CDT Colorado: GTFO

“I don’t know how you guys handle being out in that,” the owner of the Salida hostel tells me as I register my stay. After studying the weather forecast I’ve opted to wait out some thundersnow (didn’t know that existed, thanks Colorado) and get back on trail in a few days. This state is no joke in October, and I’d like to make it through without frostbite or hypothermia.

There was a bit of snow on the trail heading into Salida. 

There are four other SOBOs at the hostel, including two fresh faces. Slomo and Backtrack started from Canada two and a half weeks before me, which is why I haven’t met them until now. All of us are in our twenties, bearded, and sharing horror stories about dealing with the recent snowfall.

Some really high dude walks into the kitchen, puts a pizza in the oven, and tells the others about a basic three-walled mud hut further south on the trail.

Gotta have my morning coffee. 

“Let’s ride out the storm there!” Pounds excitedly cries.

That guy who told you about this is obviously stoned and just put a pizza in the oven, which he left and we had to remove to prevent a fire. And you’re putting your safety in faith in him? I declined to join this, hanging out in warm, dry coffee shops instead.

South of Salida in the Sawatch Range, with a thunderstorm brewing in the distance. It came fast, but I was able to take shelter in a random mud hut with some mountain bikers. It passed within 15 minutes. 

A local trail angel gives me a ride back up to the trail at 7am on my last day in town, and I’m so ready to get out of the hostel. Some others had blasted 80s music until midnight and I’m barely functioning in a sleep deprived state.

“What makes you qualified to do this hike? It’s so high up here, way different from Ohio,” he says on the way up.

Mentally rolling my eyes, I mention that I have 6000 miles of backcountry experience in the past two and a half years. And that a few months ago I was hiking at over 17k feet in the Andes, on trails where hikers had been murdered by the Shining Path. And that-

“Okay, you’ve definitely been out there some,” he interjects, acting a little self conscious when I go on about how Colorado isn’t really that high.

A block of data:

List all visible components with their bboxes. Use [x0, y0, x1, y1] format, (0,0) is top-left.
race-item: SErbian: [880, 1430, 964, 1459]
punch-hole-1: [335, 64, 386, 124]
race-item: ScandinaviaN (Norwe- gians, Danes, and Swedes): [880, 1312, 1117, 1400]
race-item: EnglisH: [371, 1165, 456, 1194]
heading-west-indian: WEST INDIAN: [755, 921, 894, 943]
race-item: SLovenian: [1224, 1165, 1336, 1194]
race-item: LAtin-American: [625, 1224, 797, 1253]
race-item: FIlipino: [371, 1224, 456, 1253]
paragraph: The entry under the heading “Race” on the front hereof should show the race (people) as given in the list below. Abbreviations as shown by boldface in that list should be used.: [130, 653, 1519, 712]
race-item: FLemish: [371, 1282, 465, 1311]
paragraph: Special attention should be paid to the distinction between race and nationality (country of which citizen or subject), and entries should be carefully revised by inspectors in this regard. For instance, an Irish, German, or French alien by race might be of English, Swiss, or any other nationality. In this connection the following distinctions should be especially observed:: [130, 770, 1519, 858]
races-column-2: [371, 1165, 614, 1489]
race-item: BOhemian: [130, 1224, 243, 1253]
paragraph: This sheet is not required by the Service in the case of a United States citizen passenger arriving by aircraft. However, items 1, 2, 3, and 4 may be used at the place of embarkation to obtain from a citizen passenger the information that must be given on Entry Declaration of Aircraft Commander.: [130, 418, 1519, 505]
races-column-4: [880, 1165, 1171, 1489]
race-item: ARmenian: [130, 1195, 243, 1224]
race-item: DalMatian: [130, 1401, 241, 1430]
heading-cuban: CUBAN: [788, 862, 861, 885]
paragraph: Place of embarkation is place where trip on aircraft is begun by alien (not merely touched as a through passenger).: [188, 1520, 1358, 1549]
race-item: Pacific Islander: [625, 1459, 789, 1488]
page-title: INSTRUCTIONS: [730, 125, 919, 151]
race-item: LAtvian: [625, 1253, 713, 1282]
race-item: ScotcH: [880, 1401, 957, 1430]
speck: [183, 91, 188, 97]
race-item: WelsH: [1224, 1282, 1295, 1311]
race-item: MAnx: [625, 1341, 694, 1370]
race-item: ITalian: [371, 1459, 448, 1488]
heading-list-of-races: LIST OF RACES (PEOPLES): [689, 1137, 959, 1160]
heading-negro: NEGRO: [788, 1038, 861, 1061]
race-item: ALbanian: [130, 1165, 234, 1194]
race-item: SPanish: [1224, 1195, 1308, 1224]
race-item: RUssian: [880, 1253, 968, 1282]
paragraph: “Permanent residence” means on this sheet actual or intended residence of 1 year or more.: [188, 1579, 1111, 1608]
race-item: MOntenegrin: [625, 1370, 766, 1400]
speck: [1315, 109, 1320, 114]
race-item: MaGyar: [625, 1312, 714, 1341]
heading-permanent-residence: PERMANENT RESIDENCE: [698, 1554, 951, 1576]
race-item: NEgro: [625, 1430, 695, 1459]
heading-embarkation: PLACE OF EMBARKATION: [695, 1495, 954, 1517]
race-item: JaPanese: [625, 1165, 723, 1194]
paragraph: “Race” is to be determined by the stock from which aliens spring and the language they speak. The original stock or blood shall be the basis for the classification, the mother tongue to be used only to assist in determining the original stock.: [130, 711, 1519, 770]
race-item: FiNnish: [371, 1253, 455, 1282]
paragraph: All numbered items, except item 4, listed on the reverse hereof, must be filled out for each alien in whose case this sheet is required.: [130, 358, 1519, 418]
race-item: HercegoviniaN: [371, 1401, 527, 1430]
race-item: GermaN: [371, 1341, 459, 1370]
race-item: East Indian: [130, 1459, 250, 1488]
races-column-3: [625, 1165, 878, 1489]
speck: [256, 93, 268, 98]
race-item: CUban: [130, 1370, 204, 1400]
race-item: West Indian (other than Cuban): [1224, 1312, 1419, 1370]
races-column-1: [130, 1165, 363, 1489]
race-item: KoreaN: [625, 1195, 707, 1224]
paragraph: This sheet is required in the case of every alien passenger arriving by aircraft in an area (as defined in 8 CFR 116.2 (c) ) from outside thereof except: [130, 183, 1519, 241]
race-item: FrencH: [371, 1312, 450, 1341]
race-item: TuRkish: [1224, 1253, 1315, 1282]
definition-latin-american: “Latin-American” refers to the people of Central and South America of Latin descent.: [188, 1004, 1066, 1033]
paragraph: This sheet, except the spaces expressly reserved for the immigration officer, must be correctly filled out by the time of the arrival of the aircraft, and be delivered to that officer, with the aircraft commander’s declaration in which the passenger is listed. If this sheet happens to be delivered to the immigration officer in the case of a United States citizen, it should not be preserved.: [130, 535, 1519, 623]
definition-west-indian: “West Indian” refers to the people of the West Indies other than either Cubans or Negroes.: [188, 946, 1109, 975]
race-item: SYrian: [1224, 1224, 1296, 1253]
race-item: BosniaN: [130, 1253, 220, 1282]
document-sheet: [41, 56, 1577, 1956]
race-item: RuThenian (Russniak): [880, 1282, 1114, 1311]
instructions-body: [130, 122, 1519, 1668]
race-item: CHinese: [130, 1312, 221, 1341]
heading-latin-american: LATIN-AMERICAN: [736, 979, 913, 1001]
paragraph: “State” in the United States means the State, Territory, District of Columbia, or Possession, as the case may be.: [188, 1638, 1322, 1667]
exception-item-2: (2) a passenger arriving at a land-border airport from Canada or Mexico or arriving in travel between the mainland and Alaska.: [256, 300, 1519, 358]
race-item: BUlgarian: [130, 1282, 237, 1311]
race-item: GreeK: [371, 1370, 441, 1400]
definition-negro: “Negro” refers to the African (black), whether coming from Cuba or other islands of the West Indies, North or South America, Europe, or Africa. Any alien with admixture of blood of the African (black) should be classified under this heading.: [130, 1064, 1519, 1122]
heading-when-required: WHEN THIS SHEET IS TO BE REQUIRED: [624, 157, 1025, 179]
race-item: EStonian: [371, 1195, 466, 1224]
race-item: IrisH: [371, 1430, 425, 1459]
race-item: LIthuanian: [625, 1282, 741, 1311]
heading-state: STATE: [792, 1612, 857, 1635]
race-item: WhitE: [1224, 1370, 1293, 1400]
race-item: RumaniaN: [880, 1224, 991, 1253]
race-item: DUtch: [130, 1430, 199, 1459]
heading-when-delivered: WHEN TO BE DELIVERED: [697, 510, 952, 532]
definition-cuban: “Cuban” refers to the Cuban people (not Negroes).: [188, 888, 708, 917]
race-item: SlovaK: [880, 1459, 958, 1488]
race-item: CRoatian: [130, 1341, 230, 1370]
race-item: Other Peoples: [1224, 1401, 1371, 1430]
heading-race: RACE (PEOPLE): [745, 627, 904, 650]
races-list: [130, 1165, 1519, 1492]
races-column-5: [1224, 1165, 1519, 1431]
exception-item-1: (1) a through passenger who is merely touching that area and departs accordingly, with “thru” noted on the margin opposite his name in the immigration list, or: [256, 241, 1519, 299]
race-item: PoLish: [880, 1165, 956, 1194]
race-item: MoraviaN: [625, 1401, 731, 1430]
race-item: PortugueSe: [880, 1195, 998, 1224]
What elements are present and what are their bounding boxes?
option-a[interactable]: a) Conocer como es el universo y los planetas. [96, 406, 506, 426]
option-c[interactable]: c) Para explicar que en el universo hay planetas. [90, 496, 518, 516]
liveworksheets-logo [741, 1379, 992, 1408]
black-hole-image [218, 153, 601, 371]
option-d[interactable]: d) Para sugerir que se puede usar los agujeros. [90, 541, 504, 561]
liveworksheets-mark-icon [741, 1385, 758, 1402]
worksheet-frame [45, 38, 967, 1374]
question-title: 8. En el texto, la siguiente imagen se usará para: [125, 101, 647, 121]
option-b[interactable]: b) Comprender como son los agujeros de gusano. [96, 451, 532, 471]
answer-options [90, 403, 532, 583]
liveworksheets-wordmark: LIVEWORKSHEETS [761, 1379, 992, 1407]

- Direction 1 -
Please echo everything in the Colorado trail post from "Some really high" down to "Pounds excitedly cries.".
- Direction 2 -
In the Colorado trail post, where did Slomo and Backtrack start their hike?

- Answer 1 -
Some really high dude walks into the kitchen, puts a pizza in the oven, and tells the others about a basic three-walled mud hut further south on the trail.

Gotta have my morning coffee. 

“Let’s ride out the storm there!” Pounds excitedly cries.

- Answer 2 -
From Canada.